Problem: Pick out each line containing the string "Papillary".

Material:
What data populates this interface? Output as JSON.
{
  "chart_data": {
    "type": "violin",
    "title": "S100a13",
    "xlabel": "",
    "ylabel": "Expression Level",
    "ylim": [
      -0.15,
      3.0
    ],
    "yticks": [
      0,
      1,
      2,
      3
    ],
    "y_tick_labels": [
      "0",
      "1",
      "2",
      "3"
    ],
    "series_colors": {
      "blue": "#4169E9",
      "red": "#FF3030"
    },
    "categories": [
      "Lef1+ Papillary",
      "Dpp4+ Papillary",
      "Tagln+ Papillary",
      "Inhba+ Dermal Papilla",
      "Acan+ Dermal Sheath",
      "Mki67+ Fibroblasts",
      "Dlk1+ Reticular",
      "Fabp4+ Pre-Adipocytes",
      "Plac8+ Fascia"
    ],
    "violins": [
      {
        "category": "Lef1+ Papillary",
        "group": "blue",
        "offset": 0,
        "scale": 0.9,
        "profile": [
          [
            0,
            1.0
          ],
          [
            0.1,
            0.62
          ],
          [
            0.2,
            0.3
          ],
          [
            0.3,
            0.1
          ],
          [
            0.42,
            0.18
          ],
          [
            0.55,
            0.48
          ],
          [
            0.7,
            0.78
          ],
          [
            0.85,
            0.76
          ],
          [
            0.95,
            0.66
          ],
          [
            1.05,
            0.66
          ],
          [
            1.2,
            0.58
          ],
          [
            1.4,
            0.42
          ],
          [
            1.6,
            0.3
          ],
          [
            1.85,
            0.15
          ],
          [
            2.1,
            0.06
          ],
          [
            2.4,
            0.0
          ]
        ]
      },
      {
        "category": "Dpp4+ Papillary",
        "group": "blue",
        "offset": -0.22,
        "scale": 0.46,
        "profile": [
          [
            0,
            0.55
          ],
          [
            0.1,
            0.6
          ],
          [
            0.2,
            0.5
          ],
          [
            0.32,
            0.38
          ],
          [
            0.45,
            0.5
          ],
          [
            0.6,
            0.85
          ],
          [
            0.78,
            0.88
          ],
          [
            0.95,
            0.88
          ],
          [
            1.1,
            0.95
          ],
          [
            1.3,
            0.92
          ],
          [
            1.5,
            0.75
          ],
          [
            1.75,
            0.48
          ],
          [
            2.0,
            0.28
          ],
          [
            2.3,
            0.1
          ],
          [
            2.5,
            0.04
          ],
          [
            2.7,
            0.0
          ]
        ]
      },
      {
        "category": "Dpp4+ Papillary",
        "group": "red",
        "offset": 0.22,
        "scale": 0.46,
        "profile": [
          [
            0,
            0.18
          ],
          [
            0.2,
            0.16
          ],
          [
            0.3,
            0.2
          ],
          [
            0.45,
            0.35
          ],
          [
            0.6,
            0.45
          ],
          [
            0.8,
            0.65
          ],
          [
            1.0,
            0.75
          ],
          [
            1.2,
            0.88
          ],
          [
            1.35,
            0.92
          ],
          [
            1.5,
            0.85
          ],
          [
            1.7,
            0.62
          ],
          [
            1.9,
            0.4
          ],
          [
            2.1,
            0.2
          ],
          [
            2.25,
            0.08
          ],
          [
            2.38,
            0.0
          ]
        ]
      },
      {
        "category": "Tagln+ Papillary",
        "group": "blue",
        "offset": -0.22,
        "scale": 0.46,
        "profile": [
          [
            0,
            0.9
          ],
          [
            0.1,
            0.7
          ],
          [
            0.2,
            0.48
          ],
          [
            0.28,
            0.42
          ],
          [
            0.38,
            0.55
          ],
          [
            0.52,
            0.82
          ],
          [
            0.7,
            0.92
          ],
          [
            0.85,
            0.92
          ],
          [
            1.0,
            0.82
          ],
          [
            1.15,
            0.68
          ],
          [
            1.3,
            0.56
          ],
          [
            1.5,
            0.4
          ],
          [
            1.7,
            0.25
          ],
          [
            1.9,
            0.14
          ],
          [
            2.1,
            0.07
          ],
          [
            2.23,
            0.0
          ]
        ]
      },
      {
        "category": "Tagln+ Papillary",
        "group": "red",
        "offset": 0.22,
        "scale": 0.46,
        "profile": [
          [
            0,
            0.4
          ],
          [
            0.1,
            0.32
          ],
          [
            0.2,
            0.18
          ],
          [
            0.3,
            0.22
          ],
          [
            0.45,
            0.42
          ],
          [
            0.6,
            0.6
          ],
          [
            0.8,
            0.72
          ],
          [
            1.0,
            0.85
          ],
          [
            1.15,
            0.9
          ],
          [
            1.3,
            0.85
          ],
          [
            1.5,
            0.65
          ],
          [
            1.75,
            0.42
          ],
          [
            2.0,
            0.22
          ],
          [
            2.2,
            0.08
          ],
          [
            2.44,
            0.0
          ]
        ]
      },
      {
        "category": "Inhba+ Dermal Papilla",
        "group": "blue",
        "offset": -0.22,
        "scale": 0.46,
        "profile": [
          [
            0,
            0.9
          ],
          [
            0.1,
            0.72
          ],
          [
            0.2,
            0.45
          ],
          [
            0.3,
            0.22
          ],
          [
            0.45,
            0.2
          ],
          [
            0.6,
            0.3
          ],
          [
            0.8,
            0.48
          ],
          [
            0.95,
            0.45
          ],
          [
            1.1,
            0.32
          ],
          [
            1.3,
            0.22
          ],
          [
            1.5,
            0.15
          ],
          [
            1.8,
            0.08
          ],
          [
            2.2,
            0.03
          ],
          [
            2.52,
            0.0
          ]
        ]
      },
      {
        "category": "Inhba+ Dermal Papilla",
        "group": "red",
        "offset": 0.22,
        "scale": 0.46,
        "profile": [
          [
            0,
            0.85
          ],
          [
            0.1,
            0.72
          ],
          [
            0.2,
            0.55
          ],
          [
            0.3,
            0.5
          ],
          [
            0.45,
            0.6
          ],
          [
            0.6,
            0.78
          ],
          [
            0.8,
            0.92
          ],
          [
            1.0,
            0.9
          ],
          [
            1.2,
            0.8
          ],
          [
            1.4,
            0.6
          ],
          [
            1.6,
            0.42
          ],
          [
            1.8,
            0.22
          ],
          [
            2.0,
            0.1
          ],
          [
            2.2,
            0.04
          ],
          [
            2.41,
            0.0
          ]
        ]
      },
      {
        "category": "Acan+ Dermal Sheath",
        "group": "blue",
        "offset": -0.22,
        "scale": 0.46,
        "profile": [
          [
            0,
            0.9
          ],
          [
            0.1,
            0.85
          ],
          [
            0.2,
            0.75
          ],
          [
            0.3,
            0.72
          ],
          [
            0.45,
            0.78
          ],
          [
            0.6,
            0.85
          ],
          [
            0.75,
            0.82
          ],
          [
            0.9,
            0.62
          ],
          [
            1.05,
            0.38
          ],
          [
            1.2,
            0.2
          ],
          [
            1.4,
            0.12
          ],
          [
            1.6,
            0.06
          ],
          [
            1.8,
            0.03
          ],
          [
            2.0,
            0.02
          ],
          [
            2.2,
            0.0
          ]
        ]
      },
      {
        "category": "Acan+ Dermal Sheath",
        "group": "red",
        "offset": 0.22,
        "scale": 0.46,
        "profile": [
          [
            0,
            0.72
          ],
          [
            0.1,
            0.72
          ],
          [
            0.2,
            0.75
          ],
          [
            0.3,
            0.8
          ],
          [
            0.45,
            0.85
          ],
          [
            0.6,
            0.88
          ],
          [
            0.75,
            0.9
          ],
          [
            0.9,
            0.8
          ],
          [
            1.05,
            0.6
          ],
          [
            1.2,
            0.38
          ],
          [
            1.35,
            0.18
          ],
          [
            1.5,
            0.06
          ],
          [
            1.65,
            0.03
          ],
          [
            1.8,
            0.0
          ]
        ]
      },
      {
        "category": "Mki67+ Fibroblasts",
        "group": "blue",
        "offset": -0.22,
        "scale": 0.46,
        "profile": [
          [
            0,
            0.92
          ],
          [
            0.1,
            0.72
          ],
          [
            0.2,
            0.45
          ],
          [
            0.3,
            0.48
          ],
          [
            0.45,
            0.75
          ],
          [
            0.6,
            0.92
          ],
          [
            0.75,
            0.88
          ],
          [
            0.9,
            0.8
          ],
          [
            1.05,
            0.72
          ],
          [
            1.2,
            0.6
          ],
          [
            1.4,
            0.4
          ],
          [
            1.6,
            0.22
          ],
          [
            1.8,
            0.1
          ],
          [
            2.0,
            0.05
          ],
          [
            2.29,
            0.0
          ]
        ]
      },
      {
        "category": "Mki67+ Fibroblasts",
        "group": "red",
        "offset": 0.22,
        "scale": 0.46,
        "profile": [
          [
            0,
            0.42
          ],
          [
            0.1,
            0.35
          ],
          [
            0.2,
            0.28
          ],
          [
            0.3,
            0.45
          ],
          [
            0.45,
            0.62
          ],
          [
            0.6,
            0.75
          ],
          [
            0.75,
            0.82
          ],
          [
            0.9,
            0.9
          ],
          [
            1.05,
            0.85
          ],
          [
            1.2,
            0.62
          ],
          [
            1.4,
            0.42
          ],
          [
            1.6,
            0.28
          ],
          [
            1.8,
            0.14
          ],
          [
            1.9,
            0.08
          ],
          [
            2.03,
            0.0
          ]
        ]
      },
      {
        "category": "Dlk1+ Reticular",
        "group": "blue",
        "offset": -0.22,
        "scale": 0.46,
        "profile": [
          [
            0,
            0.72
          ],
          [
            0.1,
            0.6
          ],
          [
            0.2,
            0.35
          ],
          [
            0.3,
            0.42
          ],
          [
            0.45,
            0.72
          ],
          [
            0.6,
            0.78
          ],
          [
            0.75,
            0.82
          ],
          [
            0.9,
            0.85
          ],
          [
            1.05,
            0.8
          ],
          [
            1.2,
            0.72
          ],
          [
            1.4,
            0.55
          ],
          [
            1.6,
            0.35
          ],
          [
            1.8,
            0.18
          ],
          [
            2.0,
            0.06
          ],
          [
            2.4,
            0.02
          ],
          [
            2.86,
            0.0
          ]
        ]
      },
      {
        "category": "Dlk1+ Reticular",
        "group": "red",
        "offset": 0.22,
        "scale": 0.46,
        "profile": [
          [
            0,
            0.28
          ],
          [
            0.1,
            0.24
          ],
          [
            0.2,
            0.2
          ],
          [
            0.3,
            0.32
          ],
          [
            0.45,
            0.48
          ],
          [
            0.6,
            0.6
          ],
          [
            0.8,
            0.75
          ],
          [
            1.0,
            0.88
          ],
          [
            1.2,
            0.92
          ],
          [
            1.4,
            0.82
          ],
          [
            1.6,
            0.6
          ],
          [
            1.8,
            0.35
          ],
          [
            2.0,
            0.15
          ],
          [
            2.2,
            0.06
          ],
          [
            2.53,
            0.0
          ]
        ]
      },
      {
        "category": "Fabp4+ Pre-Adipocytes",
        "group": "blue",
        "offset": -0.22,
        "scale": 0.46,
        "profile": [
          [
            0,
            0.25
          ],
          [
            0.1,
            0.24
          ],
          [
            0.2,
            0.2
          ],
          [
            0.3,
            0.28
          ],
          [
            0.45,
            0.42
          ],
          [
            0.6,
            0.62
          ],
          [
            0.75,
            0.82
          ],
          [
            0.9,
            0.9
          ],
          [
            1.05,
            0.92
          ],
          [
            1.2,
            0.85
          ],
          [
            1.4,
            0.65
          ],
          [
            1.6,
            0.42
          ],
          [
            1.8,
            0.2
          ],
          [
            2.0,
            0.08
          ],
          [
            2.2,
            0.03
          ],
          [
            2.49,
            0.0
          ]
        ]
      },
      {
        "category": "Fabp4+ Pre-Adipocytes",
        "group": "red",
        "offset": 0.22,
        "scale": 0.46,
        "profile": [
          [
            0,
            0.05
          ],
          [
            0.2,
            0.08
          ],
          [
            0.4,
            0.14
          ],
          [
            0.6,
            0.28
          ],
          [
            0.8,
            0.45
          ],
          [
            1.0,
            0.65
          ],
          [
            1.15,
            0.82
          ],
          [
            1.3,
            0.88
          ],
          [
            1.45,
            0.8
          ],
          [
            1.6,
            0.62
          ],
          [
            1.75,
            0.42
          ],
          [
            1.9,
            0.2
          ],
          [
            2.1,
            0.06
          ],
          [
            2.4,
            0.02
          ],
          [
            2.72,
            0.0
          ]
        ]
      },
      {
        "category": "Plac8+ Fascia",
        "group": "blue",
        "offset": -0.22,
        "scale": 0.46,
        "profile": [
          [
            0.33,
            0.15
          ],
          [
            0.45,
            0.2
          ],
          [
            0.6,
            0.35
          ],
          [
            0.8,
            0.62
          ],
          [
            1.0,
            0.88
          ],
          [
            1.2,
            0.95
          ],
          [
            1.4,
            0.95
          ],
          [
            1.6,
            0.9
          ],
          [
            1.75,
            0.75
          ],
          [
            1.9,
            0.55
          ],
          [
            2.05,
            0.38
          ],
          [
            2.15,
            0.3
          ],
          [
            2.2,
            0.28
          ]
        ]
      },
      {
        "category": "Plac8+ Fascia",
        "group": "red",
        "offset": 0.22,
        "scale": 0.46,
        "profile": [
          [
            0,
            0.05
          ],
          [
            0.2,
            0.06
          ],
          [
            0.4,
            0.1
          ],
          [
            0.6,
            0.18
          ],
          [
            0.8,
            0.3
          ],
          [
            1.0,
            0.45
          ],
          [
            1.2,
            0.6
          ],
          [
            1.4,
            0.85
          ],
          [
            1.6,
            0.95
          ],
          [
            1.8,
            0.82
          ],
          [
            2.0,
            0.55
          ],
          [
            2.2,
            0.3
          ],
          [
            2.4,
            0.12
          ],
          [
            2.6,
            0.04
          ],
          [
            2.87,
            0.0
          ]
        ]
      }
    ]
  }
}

Solution:
      "Lef1+ Papillary",
      "Dpp4+ Papillary",
      "Tagln+ Papillary",
        "category": "Lef1+ Papillary",
        "category": "Dpp4+ Papillary",
        "category": "Dpp4+ Papillary",
        "category": "Tagln+ Papillary",
        "category": "Tagln+ Papillary",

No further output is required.